Omit the images. Copy each entry word for word.

- THE DATA -
* * * * *

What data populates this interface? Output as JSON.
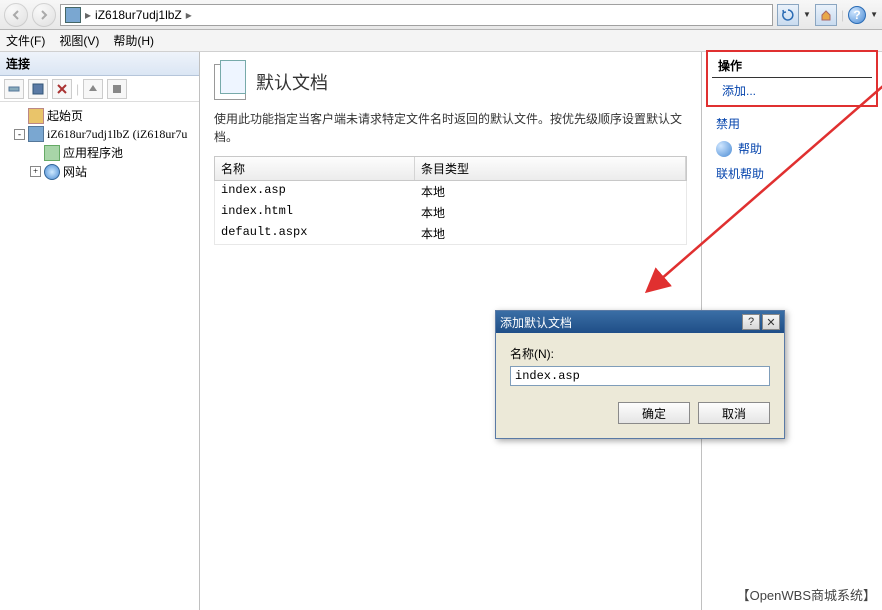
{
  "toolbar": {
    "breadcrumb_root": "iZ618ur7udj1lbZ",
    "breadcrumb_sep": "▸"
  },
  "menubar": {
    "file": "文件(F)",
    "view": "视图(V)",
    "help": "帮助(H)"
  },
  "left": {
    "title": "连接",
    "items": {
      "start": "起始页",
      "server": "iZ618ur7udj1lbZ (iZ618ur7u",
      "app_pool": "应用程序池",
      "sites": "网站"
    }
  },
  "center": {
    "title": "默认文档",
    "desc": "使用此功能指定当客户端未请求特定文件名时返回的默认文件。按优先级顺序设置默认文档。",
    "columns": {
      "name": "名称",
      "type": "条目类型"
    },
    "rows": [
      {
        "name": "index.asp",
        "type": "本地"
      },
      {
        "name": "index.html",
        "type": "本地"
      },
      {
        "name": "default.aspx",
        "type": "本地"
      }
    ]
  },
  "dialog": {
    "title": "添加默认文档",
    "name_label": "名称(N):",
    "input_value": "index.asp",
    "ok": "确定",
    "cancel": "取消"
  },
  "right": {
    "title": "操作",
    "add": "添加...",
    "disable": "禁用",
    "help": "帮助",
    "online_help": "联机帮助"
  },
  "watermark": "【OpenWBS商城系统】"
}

* * * * *

- SOLVED PROBLEM -
What data populates this interface? Output as JSON.
{
  "toolbar": {
    "breadcrumb_root": "iZ618ur7udj1lbZ",
    "breadcrumb_sep": "▸"
  },
  "menubar": {
    "file": "文件(F)",
    "view": "视图(V)",
    "help": "帮助(H)"
  },
  "left": {
    "title": "连接",
    "items": {
      "start": "起始页",
      "server": "iZ618ur7udj1lbZ (iZ618ur7u",
      "app_pool": "应用程序池",
      "sites": "网站"
    }
  },
  "center": {
    "title": "默认文档",
    "desc": "使用此功能指定当客户端未请求特定文件名时返回的默认文件。按优先级顺序设置默认文档。",
    "columns": {
      "name": "名称",
      "type": "条目类型"
    },
    "rows": [
      {
        "name": "index.asp",
        "type": "本地"
      },
      {
        "name": "index.html",
        "type": "本地"
      },
      {
        "name": "default.aspx",
        "type": "本地"
      }
    ]
  },
  "dialog": {
    "title": "添加默认文档",
    "name_label": "名称(N):",
    "input_value": "index.asp",
    "ok": "确定",
    "cancel": "取消"
  },
  "right": {
    "title": "操作",
    "add": "添加...",
    "disable": "禁用",
    "help": "帮助",
    "online_help": "联机帮助"
  },
  "watermark": "【OpenWBS商城系统】"
}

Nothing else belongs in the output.